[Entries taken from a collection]
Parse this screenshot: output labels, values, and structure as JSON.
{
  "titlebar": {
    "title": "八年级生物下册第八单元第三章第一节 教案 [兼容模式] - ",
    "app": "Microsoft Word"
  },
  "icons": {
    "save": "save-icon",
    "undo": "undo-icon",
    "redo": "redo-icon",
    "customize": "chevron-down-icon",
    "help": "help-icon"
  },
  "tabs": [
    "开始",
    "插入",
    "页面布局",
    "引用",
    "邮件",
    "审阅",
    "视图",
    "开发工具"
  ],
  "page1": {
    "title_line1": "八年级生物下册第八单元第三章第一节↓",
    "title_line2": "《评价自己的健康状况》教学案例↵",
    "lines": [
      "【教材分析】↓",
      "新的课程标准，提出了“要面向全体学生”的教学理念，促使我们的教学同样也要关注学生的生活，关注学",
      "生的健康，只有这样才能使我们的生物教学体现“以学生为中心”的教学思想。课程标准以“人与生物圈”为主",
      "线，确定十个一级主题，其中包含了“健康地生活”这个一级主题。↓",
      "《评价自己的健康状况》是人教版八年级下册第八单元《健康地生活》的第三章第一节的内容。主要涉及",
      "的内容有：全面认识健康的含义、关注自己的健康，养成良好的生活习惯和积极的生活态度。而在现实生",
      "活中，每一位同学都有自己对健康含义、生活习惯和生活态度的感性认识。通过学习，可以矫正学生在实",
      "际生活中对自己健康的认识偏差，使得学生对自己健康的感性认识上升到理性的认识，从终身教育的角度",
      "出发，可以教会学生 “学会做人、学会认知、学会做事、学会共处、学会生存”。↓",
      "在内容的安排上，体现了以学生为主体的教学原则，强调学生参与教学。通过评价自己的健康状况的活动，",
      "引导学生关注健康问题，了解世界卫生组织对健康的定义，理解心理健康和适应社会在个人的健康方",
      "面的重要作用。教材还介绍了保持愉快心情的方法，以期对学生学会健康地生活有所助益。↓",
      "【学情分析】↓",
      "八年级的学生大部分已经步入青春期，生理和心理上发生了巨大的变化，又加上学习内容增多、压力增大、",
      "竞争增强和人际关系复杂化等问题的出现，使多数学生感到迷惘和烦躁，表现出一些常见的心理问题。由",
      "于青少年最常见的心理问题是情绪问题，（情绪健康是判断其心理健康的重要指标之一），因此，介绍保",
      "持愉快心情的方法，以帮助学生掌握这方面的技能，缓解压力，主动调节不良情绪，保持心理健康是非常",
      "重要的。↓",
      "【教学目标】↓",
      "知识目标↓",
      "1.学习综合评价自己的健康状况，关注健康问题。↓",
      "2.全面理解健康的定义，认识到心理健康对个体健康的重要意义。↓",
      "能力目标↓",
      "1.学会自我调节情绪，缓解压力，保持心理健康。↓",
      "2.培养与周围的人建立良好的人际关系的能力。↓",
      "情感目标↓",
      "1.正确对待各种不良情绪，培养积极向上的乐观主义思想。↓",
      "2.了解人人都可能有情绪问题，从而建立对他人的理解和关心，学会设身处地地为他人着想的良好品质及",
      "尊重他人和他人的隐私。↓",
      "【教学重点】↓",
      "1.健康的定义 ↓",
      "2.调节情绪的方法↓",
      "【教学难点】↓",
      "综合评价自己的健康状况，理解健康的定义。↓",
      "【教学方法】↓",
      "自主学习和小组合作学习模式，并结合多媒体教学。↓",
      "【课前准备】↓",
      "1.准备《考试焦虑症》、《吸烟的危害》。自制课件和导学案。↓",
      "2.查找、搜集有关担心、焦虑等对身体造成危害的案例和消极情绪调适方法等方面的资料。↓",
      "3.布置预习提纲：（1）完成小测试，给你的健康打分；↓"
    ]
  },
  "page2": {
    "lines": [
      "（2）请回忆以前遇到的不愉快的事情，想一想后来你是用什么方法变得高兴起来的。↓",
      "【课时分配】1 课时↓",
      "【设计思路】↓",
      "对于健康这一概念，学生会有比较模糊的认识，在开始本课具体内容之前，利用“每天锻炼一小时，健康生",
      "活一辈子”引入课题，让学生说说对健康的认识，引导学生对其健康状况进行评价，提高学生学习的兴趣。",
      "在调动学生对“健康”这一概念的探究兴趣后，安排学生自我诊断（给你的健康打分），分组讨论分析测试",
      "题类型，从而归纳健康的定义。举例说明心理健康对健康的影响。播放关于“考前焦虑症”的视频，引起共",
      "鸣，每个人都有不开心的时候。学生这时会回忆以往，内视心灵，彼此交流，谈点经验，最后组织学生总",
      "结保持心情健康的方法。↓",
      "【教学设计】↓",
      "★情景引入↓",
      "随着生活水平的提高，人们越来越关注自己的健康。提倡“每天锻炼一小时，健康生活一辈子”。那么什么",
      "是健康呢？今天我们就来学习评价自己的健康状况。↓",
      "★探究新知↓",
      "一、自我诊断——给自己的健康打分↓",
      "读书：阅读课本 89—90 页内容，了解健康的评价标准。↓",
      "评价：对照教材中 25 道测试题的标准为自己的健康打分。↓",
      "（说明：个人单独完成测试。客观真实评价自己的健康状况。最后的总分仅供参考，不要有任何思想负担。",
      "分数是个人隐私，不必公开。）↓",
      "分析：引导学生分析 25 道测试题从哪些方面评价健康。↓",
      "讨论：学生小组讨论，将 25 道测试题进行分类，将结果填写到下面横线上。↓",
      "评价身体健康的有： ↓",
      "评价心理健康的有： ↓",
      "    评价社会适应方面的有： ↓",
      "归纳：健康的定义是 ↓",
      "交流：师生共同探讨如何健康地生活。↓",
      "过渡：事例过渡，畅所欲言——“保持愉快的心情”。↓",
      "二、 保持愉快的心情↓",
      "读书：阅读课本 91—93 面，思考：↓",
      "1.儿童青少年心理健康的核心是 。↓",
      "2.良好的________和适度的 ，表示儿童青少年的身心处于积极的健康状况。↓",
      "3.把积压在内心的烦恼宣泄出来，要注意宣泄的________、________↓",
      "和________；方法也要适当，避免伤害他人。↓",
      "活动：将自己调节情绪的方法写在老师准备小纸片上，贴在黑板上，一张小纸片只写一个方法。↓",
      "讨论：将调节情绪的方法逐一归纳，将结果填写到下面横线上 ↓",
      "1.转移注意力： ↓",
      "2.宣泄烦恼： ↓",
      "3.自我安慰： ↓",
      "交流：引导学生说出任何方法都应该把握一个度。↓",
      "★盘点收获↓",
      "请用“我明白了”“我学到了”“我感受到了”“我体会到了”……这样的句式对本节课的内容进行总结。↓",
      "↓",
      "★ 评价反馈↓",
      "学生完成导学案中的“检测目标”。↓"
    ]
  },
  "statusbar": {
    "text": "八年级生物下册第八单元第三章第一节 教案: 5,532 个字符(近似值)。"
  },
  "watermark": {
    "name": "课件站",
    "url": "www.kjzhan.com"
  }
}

-- Goal of the exercise --
Every record above should be copied exactly.

-- Response --
Parse this screenshot: output labels, values, and structure as JSON.
{
  "titlebar": {
    "title": "八年级生物下册第八单元第三章第一节 教案 [兼容模式] - ",
    "app": "Microsoft Word"
  },
  "icons": {
    "save": "save-icon",
    "undo": "undo-icon",
    "redo": "redo-icon",
    "customize": "chevron-down-icon",
    "help": "help-icon"
  },
  "tabs": [
    "开始",
    "插入",
    "页面布局",
    "引用",
    "邮件",
    "审阅",
    "视图",
    "开发工具"
  ],
  "page1": {
    "title_line1": "八年级生物下册第八单元第三章第一节↓",
    "title_line2": "《评价自己的健康状况》教学案例↵",
    "lines": [
      "【教材分析】↓",
      "新的课程标准，提出了“要面向全体学生”的教学理念，促使我们的教学同样也要关注学生的生活，关注学",
      "生的健康，只有这样才能使我们的生物教学体现“以学生为中心”的教学思想。课程标准以“人与生物圈”为主",
      "线，确定十个一级主题，其中包含了“健康地生活”这个一级主题。↓",
      "《评价自己的健康状况》是人教版八年级下册第八单元《健康地生活》的第三章第一节的内容。主要涉及",
      "的内容有：全面认识健康的含义、关注自己的健康，养成良好的生活习惯和积极的生活态度。而在现实生",
      "活中，每一位同学都有自己对健康含义、生活习惯和生活态度的感性认识。通过学习，可以矫正学生在实",
      "际生活中对自己健康的认识偏差，使得学生对自己健康的感性认识上升到理性的认识，从终身教育的角度",
      "出发，可以教会学生 “学会做人、学会认知、学会做事、学会共处、学会生存”。↓",
      "在内容的安排上，体现了以学生为主体的教学原则，强调学生参与教学。通过评价自己的健康状况的活动，",
      "引导学生关注健康问题，了解世界卫生组织对健康的定义，理解心理健康和适应社会在个人的健康方",
      "面的重要作用。教材还介绍了保持愉快心情的方法，以期对学生学会健康地生活有所助益。↓",
      "【学情分析】↓",
      "八年级的学生大部分已经步入青春期，生理和心理上发生了巨大的变化，又加上学习内容增多、压力增大、",
      "竞争增强和人际关系复杂化等问题的出现，使多数学生感到迷惘和烦躁，表现出一些常见的心理问题。由",
      "于青少年最常见的心理问题是情绪问题，（情绪健康是判断其心理健康的重要指标之一），因此，介绍保",
      "持愉快心情的方法，以帮助学生掌握这方面的技能，缓解压力，主动调节不良情绪，保持心理健康是非常",
      "重要的。↓",
      "【教学目标】↓",
      "知识目标↓",
      "1.学习综合评价自己的健康状况，关注健康问题。↓",
      "2.全面理解健康的定义，认识到心理健康对个体健康的重要意义。↓",
      "能力目标↓",
      "1.学会自我调节情绪，缓解压力，保持心理健康。↓",
      "2.培养与周围的人建立良好的人际关系的能力。↓",
      "情感目标↓",
      "1.正确对待各种不良情绪，培养积极向上的乐观主义思想。↓",
      "2.了解人人都可能有情绪问题，从而建立对他人的理解和关心，学会设身处地地为他人着想的良好品质及",
      "尊重他人和他人的隐私。↓",
      "【教学重点】↓",
      "1.健康的定义 ↓",
      "2.调节情绪的方法↓",
      "【教学难点】↓",
      "综合评价自己的健康状况，理解健康的定义。↓",
      "【教学方法】↓",
      "自主学习和小组合作学习模式，并结合多媒体教学。↓",
      "【课前准备】↓",
      "1.准备《考试焦虑症》、《吸烟的危害》。自制课件和导学案。↓",
      "2.查找、搜集有关担心、焦虑等对身体造成危害的案例和消极情绪调适方法等方面的资料。↓",
      "3.布置预习提纲：（1）完成小测试，给你的健康打分；↓"
    ]
  },
  "page2": {
    "lines": [
      "（2）请回忆以前遇到的不愉快的事情，想一想后来你是用什么方法变得高兴起来的。↓",
      "【课时分配】1 课时↓",
      "【设计思路】↓",
      "对于健康这一概念，学生会有比较模糊的认识，在开始本课具体内容之前，利用“每天锻炼一小时，健康生",
      "活一辈子”引入课题，让学生说说对健康的认识，引导学生对其健康状况进行评价，提高学生学习的兴趣。",
      "在调动学生对“健康”这一概念的探究兴趣后，安排学生自我诊断（给你的健康打分），分组讨论分析测试",
      "题类型，从而归纳健康的定义。举例说明心理健康对健康的影响。播放关于“考前焦虑症”的视频，引起共",
      "鸣，每个人都有不开心的时候。学生这时会回忆以往，内视心灵，彼此交流，谈点经验，最后组织学生总",
      "结保持心情健康的方法。↓",
      "【教学设计】↓",
      "★情景引入↓",
      "随着生活水平的提高，人们越来越关注自己的健康。提倡“每天锻炼一小时，健康生活一辈子”。那么什么",
      "是健康呢？今天我们就来学习评价自己的健康状况。↓",
      "★探究新知↓",
      "一、自我诊断——给自己的健康打分↓",
      "读书：阅读课本 89—90 页内容，了解健康的评价标准。↓",
      "评价：对照教材中 25 道测试题的标准为自己的健康打分。↓",
      "（说明：个人单独完成测试。客观真实评价自己的健康状况。最后的总分仅供参考，不要有任何思想负担。",
      "分数是个人隐私，不必公开。）↓",
      "分析：引导学生分析 25 道测试题从哪些方面评价健康。↓",
      "讨论：学生小组讨论，将 25 道测试题进行分类，将结果填写到下面横线上。↓",
      "评价身体健康的有： ↓",
      "评价心理健康的有： ↓",
      "    评价社会适应方面的有： ↓",
      "归纳：健康的定义是 ↓",
      "交流：师生共同探讨如何健康地生活。↓",
      "过渡：事例过渡，畅所欲言——“保持愉快的心情”。↓",
      "二、 保持愉快的心情↓",
      "读书：阅读课本 91—93 面，思考：↓",
      "1.儿童青少年心理健康的核心是 。↓",
      "2.良好的________和适度的 ，表示儿童青少年的身心处于积极的健康状况。↓",
      "3.把积压在内心的烦恼宣泄出来，要注意宣泄的________、________↓",
      "和________；方法也要适当，避免伤害他人。↓",
      "活动：将自己调节情绪的方法写在老师准备小纸片上，贴在黑板上，一张小纸片只写一个方法。↓",
      "讨论：将调节情绪的方法逐一归纳，将结果填写到下面横线上 ↓",
      "1.转移注意力： ↓",
      "2.宣泄烦恼： ↓",
      "3.自我安慰： ↓",
      "交流：引导学生说出任何方法都应该把握一个度。↓",
      "★盘点收获↓",
      "请用“我明白了”“我学到了”“我感受到了”“我体会到了”……这样的句式对本节课的内容进行总结。↓",
      "↓",
      "★ 评价反馈↓",
      "学生完成导学案中的“检测目标”。↓"
    ]
  },
  "statusbar": {
    "text": "八年级生物下册第八单元第三章第一节 教案: 5,532 个字符(近似值)。"
  },
  "watermark": {
    "name": "课件站",
    "url": "www.kjzhan.com"
  }
}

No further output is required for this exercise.